* Start Supplied entries *

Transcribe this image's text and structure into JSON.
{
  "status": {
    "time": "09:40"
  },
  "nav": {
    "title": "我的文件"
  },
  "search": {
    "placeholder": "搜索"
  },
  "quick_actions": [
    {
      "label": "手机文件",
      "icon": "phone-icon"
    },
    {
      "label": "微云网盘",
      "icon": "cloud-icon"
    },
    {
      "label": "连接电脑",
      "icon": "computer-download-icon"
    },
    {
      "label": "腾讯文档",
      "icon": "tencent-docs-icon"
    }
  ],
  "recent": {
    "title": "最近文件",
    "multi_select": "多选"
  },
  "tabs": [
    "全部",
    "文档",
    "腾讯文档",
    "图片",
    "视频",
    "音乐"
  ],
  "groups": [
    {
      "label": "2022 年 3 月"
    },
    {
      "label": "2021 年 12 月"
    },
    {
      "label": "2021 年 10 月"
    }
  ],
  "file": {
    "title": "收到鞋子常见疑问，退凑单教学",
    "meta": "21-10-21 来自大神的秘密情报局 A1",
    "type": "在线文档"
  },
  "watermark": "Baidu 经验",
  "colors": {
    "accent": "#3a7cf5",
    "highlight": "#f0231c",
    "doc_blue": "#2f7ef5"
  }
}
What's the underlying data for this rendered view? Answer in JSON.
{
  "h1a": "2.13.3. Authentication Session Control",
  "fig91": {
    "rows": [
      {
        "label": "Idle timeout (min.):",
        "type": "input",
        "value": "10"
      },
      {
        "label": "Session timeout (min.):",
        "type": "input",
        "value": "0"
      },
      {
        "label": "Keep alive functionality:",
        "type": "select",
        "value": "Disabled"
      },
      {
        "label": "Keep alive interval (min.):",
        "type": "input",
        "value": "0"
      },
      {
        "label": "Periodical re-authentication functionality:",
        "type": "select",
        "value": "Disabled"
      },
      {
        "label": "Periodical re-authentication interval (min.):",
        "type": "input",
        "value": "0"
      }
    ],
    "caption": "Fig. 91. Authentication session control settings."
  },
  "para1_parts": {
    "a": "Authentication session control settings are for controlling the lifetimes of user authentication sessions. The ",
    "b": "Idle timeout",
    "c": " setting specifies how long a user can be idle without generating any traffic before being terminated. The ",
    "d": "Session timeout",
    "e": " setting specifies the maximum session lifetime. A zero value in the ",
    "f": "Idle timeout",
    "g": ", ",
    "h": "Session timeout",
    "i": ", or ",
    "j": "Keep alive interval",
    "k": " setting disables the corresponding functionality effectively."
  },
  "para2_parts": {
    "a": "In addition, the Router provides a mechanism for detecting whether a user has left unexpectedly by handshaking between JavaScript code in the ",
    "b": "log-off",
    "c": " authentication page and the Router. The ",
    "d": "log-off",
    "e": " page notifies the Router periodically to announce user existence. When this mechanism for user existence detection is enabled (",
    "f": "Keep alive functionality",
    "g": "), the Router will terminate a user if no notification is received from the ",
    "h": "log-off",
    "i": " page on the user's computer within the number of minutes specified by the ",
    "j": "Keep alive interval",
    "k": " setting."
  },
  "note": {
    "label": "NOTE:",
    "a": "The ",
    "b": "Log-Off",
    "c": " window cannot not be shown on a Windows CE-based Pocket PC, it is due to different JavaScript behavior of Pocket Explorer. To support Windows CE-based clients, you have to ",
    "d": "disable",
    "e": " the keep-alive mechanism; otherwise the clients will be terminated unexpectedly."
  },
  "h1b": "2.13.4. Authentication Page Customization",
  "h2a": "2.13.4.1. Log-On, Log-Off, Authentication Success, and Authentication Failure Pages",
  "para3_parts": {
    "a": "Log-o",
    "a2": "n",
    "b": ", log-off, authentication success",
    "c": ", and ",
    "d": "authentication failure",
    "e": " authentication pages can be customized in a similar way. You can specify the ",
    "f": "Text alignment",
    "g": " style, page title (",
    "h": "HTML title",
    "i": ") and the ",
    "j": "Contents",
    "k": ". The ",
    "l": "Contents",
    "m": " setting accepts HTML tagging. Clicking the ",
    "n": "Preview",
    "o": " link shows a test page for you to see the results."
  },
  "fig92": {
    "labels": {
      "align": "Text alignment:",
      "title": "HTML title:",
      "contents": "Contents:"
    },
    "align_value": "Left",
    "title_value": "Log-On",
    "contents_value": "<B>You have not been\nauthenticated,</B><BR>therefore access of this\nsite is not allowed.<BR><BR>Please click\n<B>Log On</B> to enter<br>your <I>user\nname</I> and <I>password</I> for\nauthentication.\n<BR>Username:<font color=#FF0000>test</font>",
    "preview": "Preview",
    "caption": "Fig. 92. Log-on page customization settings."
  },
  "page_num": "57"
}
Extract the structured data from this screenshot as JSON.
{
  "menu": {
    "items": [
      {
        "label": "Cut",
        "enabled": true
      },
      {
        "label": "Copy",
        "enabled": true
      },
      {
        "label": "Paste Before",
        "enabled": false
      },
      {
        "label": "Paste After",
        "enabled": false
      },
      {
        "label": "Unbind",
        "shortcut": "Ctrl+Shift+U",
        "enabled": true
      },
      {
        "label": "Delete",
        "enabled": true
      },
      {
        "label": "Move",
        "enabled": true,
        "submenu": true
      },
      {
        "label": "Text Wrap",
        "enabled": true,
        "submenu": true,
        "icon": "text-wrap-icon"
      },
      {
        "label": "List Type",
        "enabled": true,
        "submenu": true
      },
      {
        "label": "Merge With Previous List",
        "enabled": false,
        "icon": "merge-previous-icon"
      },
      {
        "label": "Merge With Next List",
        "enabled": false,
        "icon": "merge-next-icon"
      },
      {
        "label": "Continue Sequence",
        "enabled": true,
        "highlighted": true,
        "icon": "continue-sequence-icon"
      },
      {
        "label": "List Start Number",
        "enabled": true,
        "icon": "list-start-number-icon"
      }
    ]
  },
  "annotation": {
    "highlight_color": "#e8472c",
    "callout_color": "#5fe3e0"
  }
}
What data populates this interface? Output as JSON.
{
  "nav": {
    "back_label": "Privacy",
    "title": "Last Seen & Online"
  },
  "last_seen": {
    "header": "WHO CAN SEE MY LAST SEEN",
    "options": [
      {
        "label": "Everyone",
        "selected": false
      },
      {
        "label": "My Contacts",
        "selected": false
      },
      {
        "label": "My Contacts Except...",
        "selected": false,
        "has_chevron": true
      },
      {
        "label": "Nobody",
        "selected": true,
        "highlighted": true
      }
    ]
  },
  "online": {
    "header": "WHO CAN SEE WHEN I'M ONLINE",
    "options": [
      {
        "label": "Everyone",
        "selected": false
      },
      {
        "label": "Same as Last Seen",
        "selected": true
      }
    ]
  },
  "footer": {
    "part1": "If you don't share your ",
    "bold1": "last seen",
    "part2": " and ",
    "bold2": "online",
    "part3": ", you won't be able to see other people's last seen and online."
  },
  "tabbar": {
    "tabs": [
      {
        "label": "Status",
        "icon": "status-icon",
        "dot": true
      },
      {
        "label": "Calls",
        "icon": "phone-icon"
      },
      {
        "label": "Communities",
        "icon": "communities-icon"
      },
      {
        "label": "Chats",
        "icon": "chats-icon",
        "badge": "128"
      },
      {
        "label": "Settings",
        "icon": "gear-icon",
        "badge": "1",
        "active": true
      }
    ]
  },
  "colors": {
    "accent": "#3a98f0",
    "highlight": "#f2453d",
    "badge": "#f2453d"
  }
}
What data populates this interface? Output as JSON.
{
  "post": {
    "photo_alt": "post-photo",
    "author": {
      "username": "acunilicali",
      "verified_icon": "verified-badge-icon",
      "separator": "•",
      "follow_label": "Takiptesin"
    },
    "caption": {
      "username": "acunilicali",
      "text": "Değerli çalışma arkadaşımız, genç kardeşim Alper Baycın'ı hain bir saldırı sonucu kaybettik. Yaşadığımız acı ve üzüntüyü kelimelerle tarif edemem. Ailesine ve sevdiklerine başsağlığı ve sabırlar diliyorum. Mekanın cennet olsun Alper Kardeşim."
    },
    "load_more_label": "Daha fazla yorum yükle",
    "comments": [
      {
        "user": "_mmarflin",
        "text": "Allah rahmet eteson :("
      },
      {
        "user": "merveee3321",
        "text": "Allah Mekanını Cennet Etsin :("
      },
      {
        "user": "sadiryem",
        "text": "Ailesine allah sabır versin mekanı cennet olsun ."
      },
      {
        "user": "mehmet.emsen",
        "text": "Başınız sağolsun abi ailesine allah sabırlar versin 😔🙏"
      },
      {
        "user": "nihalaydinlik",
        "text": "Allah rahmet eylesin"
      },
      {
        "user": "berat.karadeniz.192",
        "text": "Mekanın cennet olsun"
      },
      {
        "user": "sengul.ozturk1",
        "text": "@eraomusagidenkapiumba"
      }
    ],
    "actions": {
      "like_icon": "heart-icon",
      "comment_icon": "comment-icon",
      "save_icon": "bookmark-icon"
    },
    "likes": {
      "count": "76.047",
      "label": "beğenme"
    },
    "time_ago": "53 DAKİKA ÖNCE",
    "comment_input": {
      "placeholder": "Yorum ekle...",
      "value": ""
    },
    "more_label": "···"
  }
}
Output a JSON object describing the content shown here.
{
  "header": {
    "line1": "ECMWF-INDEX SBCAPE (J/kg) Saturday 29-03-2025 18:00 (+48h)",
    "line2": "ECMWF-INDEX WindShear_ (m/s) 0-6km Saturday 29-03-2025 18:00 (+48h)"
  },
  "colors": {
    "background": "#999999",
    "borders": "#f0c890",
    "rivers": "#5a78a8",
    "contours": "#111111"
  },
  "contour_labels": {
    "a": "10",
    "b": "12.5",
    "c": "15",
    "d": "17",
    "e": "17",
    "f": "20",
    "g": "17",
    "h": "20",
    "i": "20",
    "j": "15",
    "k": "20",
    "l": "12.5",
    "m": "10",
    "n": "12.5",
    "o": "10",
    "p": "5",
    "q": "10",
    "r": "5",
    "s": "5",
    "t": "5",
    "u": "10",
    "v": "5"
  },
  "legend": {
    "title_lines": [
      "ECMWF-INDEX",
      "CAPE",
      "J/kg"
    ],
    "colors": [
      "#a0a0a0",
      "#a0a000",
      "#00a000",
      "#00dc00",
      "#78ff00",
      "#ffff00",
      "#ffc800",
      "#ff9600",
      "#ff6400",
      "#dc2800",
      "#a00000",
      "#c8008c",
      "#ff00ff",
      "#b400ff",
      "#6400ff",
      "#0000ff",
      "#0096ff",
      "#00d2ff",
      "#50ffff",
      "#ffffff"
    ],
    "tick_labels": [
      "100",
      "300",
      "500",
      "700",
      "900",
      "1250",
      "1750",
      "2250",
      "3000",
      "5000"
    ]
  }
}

* End Supplied entries *

- Task details -
Give only the number of lines in the preceding material that contain the string "test".

- Final result -
2